_Problem details_: Restate the material word for word and leave out anything that is a picture.

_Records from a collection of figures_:
** BEGIN **
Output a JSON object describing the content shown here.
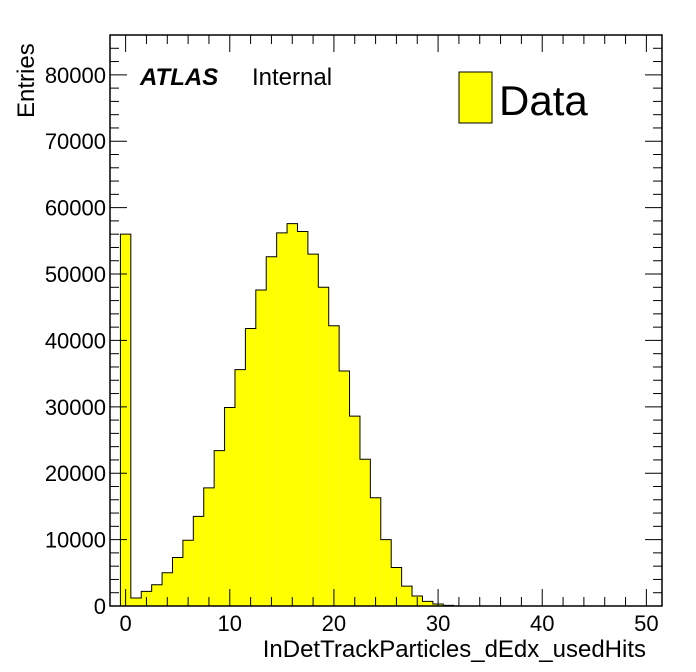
{
  "chart_data": {
    "type": "bar",
    "xlabel": "InDetTrackParticles_dEdx_usedHits",
    "ylabel": "Entries",
    "xlim": [
      -1.5,
      51.5
    ],
    "ylim": [
      0,
      86000
    ],
    "bin_width": 1,
    "x_bin_starts": [
      -0.5,
      0.5,
      1.5,
      2.5,
      3.5,
      4.5,
      5.5,
      6.5,
      7.5,
      8.5,
      9.5,
      10.5,
      11.5,
      12.5,
      13.5,
      14.5,
      15.5,
      16.5,
      17.5,
      18.5,
      19.5,
      20.5,
      21.5,
      22.5,
      23.5,
      24.5,
      25.5,
      26.5,
      27.5,
      28.5,
      29.5,
      30.5,
      31.5,
      32.5,
      33.5,
      34.5,
      35.5,
      36.5,
      37.5,
      38.5,
      39.5,
      40.5,
      41.5,
      42.5,
      43.5,
      44.5,
      45.5,
      46.5,
      47.5,
      48.5,
      49.5
    ],
    "values": [
      56000,
      1200,
      2200,
      3200,
      5000,
      7300,
      9900,
      13500,
      17800,
      23400,
      29900,
      35600,
      41800,
      47600,
      52600,
      56200,
      57600,
      56400,
      53000,
      48000,
      42200,
      35400,
      28600,
      22100,
      16300,
      10000,
      5800,
      3000,
      1500,
      700,
      300,
      100,
      0,
      0,
      0,
      0,
      0,
      0,
      0,
      0,
      0,
      0,
      0,
      0,
      0,
      0,
      0,
      0,
      0,
      0,
      0
    ],
    "series": [
      {
        "name": "Data",
        "color": "#ffff00"
      }
    ],
    "x_ticks": [
      "0",
      "10",
      "20",
      "30",
      "40",
      "50"
    ],
    "y_ticks": [
      "0",
      "10000",
      "20000",
      "30000",
      "40000",
      "50000",
      "60000",
      "70000",
      "80000"
    ],
    "grid": false,
    "legend": "top-right"
  },
  "atlas_label": {
    "experiment": "ATLAS",
    "status": "Internal"
  },
  "legend": {
    "label": "Data"
  }
}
** END **
_Solution_:
Output a JSON object describing the content shown here.
{
  "chart_data": {
    "type": "bar",
    "xlabel": "InDetTrackParticles_dEdx_usedHits",
    "ylabel": "Entries",
    "xlim": [
      -1.5,
      51.5
    ],
    "ylim": [
      0,
      86000
    ],
    "bin_width": 1,
    "x_bin_starts": [
      -0.5,
      0.5,
      1.5,
      2.5,
      3.5,
      4.5,
      5.5,
      6.5,
      7.5,
      8.5,
      9.5,
      10.5,
      11.5,
      12.5,
      13.5,
      14.5,
      15.5,
      16.5,
      17.5,
      18.5,
      19.5,
      20.5,
      21.5,
      22.5,
      23.5,
      24.5,
      25.5,
      26.5,
      27.5,
      28.5,
      29.5,
      30.5,
      31.5,
      32.5,
      33.5,
      34.5,
      35.5,
      36.5,
      37.5,
      38.5,
      39.5,
      40.5,
      41.5,
      42.5,
      43.5,
      44.5,
      45.5,
      46.5,
      47.5,
      48.5,
      49.5
    ],
    "values": [
      56000,
      1200,
      2200,
      3200,
      5000,
      7300,
      9900,
      13500,
      17800,
      23400,
      29900,
      35600,
      41800,
      47600,
      52600,
      56200,
      57600,
      56400,
      53000,
      48000,
      42200,
      35400,
      28600,
      22100,
      16300,
      10000,
      5800,
      3000,
      1500,
      700,
      300,
      100,
      0,
      0,
      0,
      0,
      0,
      0,
      0,
      0,
      0,
      0,
      0,
      0,
      0,
      0,
      0,
      0,
      0,
      0,
      0
    ],
    "series": [
      {
        "name": "Data",
        "color": "#ffff00"
      }
    ],
    "x_ticks": [
      "0",
      "10",
      "20",
      "30",
      "40",
      "50"
    ],
    "y_ticks": [
      "0",
      "10000",
      "20000",
      "30000",
      "40000",
      "50000",
      "60000",
      "70000",
      "80000"
    ],
    "grid": false,
    "legend": "top-right"
  },
  "atlas_label": {
    "experiment": "ATLAS",
    "status": "Internal"
  },
  "legend": {
    "label": "Data"
  }
}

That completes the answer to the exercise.